▶ Your task:
Your task is to copy every line of the records below that contains "قوله".

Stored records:
==================================================

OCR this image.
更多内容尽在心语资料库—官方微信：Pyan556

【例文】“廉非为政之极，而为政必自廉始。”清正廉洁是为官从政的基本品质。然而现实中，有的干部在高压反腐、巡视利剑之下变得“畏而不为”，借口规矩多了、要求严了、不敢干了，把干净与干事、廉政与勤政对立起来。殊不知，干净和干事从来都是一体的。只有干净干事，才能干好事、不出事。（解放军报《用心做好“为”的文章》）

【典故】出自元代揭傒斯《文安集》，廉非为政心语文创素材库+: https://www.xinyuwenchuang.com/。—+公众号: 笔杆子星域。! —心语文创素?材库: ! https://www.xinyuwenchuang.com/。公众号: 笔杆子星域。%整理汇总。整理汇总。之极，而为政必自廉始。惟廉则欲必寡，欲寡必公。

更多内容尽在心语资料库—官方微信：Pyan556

==================================================

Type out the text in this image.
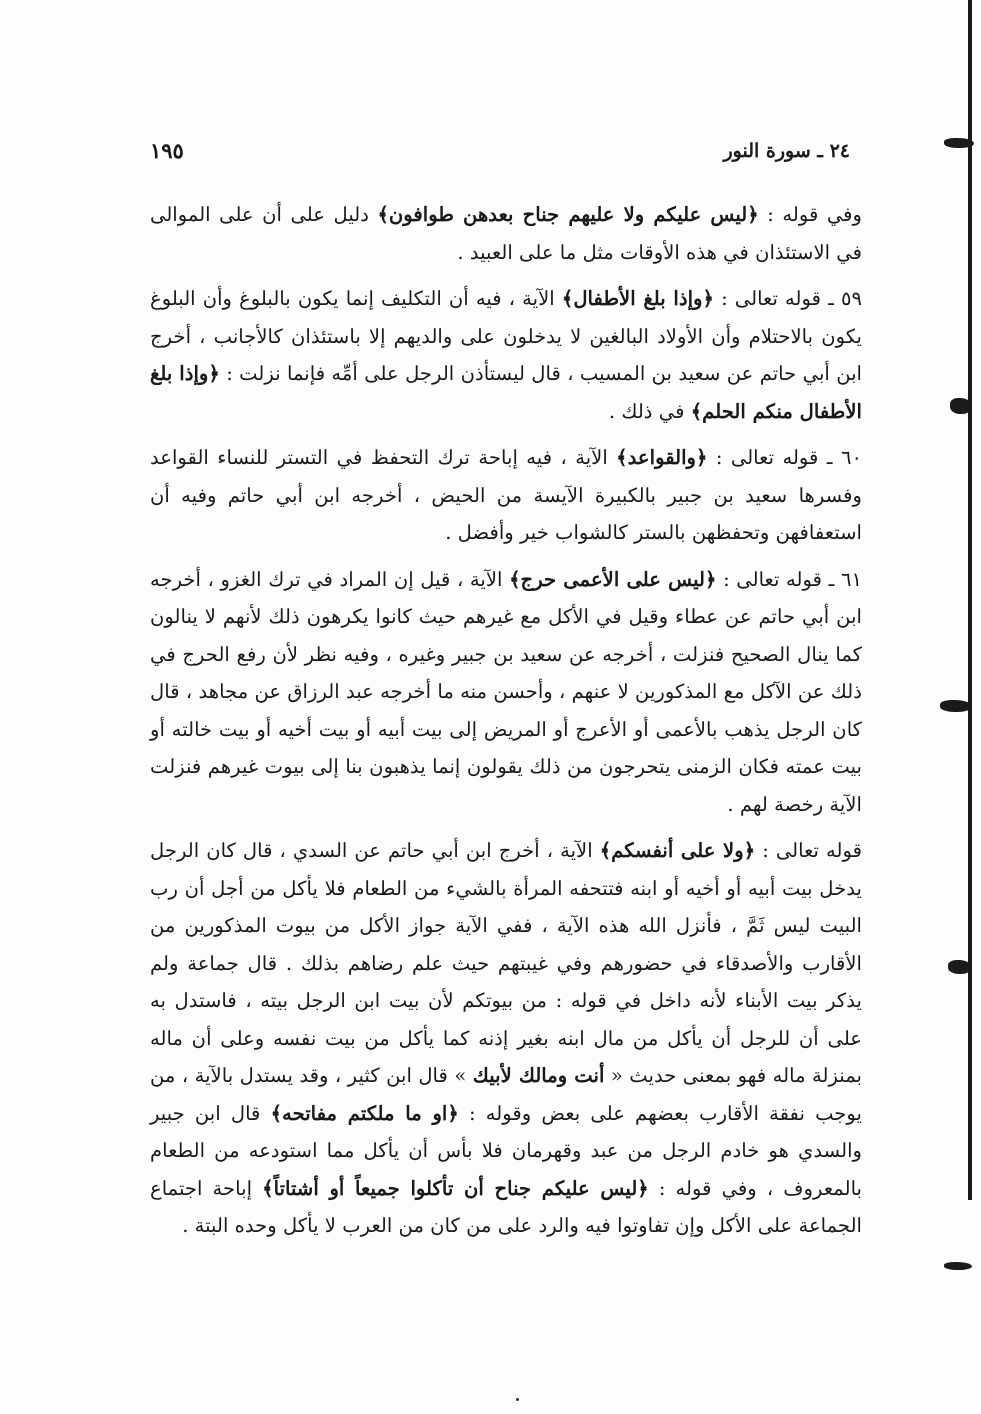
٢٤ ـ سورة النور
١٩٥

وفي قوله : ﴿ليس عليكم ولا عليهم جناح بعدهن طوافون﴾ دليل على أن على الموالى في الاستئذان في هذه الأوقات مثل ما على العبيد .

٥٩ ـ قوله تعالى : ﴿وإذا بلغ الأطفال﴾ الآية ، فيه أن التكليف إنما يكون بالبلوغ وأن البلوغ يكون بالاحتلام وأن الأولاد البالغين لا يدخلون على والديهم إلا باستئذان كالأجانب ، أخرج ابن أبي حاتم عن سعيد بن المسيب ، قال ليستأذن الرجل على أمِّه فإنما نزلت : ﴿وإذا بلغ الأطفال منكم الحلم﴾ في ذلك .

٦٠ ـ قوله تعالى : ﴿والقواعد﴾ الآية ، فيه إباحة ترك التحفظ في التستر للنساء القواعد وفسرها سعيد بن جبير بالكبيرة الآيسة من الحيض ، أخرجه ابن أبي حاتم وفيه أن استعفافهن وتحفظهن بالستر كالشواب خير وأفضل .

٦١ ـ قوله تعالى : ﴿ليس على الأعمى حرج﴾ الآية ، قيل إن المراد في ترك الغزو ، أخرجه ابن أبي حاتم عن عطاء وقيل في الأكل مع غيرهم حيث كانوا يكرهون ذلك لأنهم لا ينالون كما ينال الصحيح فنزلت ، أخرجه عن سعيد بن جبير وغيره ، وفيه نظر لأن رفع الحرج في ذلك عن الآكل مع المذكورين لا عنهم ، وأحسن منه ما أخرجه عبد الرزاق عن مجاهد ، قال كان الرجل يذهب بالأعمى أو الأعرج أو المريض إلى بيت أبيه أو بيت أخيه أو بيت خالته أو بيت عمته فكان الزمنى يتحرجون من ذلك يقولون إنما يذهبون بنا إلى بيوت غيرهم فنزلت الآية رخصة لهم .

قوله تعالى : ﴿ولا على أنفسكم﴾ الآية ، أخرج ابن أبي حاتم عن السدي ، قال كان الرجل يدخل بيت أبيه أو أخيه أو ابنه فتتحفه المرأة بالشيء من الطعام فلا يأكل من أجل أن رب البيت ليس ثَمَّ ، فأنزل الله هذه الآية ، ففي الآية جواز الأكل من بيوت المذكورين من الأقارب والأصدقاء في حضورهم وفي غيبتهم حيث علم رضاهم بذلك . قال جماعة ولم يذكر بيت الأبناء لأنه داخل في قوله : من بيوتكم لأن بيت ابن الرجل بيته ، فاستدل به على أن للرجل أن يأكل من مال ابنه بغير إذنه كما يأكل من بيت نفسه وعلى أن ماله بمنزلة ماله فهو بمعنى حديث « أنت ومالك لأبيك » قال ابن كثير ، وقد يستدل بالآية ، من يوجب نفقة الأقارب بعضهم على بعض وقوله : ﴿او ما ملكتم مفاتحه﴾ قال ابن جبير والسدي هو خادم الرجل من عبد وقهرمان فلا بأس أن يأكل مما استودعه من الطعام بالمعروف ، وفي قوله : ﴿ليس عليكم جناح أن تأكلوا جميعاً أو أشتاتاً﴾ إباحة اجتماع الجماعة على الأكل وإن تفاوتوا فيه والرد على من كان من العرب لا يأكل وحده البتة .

==================================================

▶ Correct output:
وفي قوله : ﴿ليس عليكم ولا عليهم جناح بعدهن طوافون﴾ دليل على أن على الموالى في الاستئذان في هذه الأوقات مثل ما على العبيد .
٥٩ ـ قوله تعالى : ﴿وإذا بلغ الأطفال﴾ الآية ، فيه أن التكليف إنما يكون بالبلوغ وأن البلوغ يكون بالاحتلام وأن الأولاد البالغين لا يدخلون على والديهم إلا باستئذان كالأجانب ، أخرج ابن أبي حاتم عن سعيد بن المسيب ، قال ليستأذن الرجل على أمِّه فإنما نزلت : ﴿وإذا بلغ الأطفال منكم الحلم﴾ في ذلك .
٦٠ ـ قوله تعالى : ﴿والقواعد﴾ الآية ، فيه إباحة ترك التحفظ في التستر للنساء القواعد وفسرها سعيد بن جبير بالكبيرة الآيسة من الحيض ، أخرجه ابن أبي حاتم وفيه أن استعفافهن وتحفظهن بالستر كالشواب خير وأفضل .
٦١ ـ قوله تعالى : ﴿ليس على الأعمى حرج﴾ الآية ، قيل إن المراد في ترك الغزو ، أخرجه ابن أبي حاتم عن عطاء وقيل في الأكل مع غيرهم حيث كانوا يكرهون ذلك لأنهم لا ينالون كما ينال الصحيح فنزلت ، أخرجه عن سعيد بن جبير وغيره ، وفيه نظر لأن رفع الحرج في ذلك عن الآكل مع المذكورين لا عنهم ، وأحسن منه ما أخرجه عبد الرزاق عن مجاهد ، قال كان الرجل يذهب بالأعمى أو الأعرج أو المريض إلى بيت أبيه أو بيت أخيه أو بيت خالته أو بيت عمته فكان الزمنى يتحرجون من ذلك يقولون إنما يذهبون بنا إلى بيوت غيرهم فنزلت الآية رخصة لهم .
قوله تعالى : ﴿ولا على أنفسكم﴾ الآية ، أخرج ابن أبي حاتم عن السدي ، قال كان الرجل يدخل بيت أبيه أو أخيه أو ابنه فتتحفه المرأة بالشيء من الطعام فلا يأكل من أجل أن رب البيت ليس ثَمَّ ، فأنزل الله هذه الآية ، ففي الآية جواز الأكل من بيوت المذكورين من الأقارب والأصدقاء في حضورهم وفي غيبتهم حيث علم رضاهم بذلك . قال جماعة ولم يذكر بيت الأبناء لأنه داخل في قوله : من بيوتكم لأن بيت ابن الرجل بيته ، فاستدل به على أن للرجل أن يأكل من مال ابنه بغير إذنه كما يأكل من بيت نفسه وعلى أن ماله بمنزلة ماله فهو بمعنى حديث « أنت ومالك لأبيك » قال ابن كثير ، وقد يستدل بالآية ، من يوجب نفقة الأقارب بعضهم على بعض وقوله : ﴿او ما ملكتم مفاتحه﴾ قال ابن جبير والسدي هو خادم الرجل من عبد وقهرمان فلا بأس أن يأكل مما استودعه من الطعام بالمعروف ، وفي قوله : ﴿ليس عليكم جناح أن تأكلوا جميعاً أو أشتاتاً﴾ إباحة اجتماع الجماعة على الأكل وإن تفاوتوا فيه والرد على من كان من العرب لا يأكل وحده البتة .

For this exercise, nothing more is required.